____ Quoted passage
Carbohydrate Metabolism — MCQs

Carbohydrate Metabolism Indian Medical PG Practice Questions and MCQs

Question 711: Which of the following is NOT a key enzyme of gluconeogenesis?

A. Pyruvate carboxylase
B. PEP carboxykinase
C. Pyruvate kinase (Correct Answer)
D. Glucose-6-phosphatase

Explanation: ***Pyruvate kinase*** - **Pyruvate kinase** is a key regulatory enzyme in **glycolysis**, catalyzing the irreversible conversion of phosphoenolpyruvate (PEP) to pyruvate. - Since gluconeogenesis is essentially the reversal of glycolysis, pyruvate kinase is **NOT involved in gluconeogenesis**. Instead, this glycolytic step must be bypassed by different enzymes. - This is the correct answer as it is NOT a key enzyme of gluconeogenesis. *Pyruvate carboxylase* - This **IS a key enzyme of gluconeogenesis**, converting **pyruvate to oxaloacetate** in the mitochondria, thereby bypassing the pyruvate kinase step of glycolysis. - It uses **biotin** as a coenzyme and requires ATP. - This is one of the four key regulatory enzymes unique to gluconeogenesis. *PEP carboxykinase* - This **IS a key enzyme of gluconeogenesis**, converting **oxaloacetate to phosphoenolpyruvate (PEP)**, bypassing the irreversible pyruvate kinase step of glycolysis. - This enzyme is located in both the cytoplasm and mitochondria, depending on the species (cytoplasmic in humans). - This is one of the four key regulatory enzymes unique to gluconeogenesis. *Glucose-6-phosphatase* - This **IS a key enzyme of gluconeogenesis**, catalyzing the final step by dephosphorylating **glucose-6-phosphate to free glucose**, enabling its release from the liver into the bloodstream. - This enzyme bypasses the irreversible hexokinase/glucokinase step of glycolysis. - Located in the endoplasmic reticulum, it is exclusively found in gluconeogenic tissues like the liver and kidney.

Question 712: In glycogen synthesis the active form of glucose used is-

A. Glucose 6 phosphate
B. UDP glucose (Correct Answer)
C. GTP glucose
D. Glucose 1 phosphate

Explanation: **UDP glucose** - **UDP-glucose** (uridine diphosphate glucose) is the activated form of glucose that donates glucose units for the elongation of the **glycogen chain** during glycogen synthesis. - The formation of UDP-glucose from **glucose-1-phosphate** and **UTP** (uridine triphosphate) is catalyzed by UDP-glucose pyrophosphorylase, making glucose-1-phosphate a precursor, not the active form. *Glucose 6 phosphate* - **Glucose 6-phosphate** is an important intermediate in glycolysis and gluconeogenesis, and it can be isomerized to glucose 1-phosphate, but it is not the direct substrate for glycogen synthase. - Its formation is the first committed step in glucose metabolism within the cell, trapping glucose inside. *Glucose I phosphate* - **Glucose 1-phosphate** is a precursor to UDP-glucose, formed from glucose 6-phosphate by **phosphoglucomutase**. - While essential for glycogen synthesis, it is not the directly active form that donates glucose to the glycogen chain itself. *GTP glucose* - **GTP glucose** is not a known active form of glucose involved in glycogen synthesis. - **GTP** (guanosine triphosphate) is primarily involved in other metabolic processes, such as protein synthesis and signal transduction.

Question 713: Neonatal hypoglycemia that does not respond to treatment with counter-regulatory hormones is diagnostic of which condition?
________
Problems and tasks:
A - In the carbohydrate metabolism questions, what coenzyme does pyruvate carboxylase use?
B - Repeat the portion of the carbohydrate metabolism questions between "Carbohydrate Metabolism Indian" and "kinase (Correct Answer)", inclusive.
____ Record excerpts
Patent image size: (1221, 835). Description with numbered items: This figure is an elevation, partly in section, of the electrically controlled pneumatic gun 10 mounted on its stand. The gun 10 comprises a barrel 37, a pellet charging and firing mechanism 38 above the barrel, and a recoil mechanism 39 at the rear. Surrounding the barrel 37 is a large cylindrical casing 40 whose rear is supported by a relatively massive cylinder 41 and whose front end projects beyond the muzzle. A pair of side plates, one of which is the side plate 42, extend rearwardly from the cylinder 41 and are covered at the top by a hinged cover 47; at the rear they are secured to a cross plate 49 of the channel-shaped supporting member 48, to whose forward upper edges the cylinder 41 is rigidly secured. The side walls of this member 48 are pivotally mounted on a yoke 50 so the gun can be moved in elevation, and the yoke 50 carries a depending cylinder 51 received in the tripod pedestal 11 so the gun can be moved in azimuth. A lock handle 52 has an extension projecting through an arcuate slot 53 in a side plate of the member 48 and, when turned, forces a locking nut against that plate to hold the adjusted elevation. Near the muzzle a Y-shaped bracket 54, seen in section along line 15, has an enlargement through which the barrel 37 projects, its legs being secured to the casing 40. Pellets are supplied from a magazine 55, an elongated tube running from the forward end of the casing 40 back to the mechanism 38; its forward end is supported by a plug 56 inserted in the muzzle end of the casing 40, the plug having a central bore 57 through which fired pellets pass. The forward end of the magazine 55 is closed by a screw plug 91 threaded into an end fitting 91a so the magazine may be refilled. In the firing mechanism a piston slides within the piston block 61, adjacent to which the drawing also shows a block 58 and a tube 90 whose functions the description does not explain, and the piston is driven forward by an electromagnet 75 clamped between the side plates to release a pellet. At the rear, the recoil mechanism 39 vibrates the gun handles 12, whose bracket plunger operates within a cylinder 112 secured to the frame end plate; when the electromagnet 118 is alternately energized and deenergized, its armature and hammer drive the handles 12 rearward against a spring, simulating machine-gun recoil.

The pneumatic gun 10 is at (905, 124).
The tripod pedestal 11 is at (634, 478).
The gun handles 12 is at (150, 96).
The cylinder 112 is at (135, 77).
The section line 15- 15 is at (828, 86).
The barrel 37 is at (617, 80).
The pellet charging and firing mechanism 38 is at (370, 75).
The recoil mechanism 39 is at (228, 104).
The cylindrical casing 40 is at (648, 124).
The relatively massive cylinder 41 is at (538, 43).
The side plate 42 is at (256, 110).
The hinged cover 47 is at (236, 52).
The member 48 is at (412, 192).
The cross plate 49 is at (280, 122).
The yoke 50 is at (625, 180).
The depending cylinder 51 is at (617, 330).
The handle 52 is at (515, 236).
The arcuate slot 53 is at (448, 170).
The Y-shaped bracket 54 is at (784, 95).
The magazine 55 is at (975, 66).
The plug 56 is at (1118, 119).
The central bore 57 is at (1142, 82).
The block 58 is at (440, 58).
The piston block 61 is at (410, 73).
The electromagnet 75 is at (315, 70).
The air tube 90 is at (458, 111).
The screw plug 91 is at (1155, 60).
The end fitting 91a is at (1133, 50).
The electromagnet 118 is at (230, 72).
________
Answers given:
A - Biotin

B -
Carbohydrate Metabolism Indian Medical PG Practice Questions and MCQs

Question 711: Which of the following is NOT a key enzyme of gluconeogenesis?

A. Pyruvate carboxylase
B. PEP carboxykinase
C. Pyruvate kinase (Correct Answer)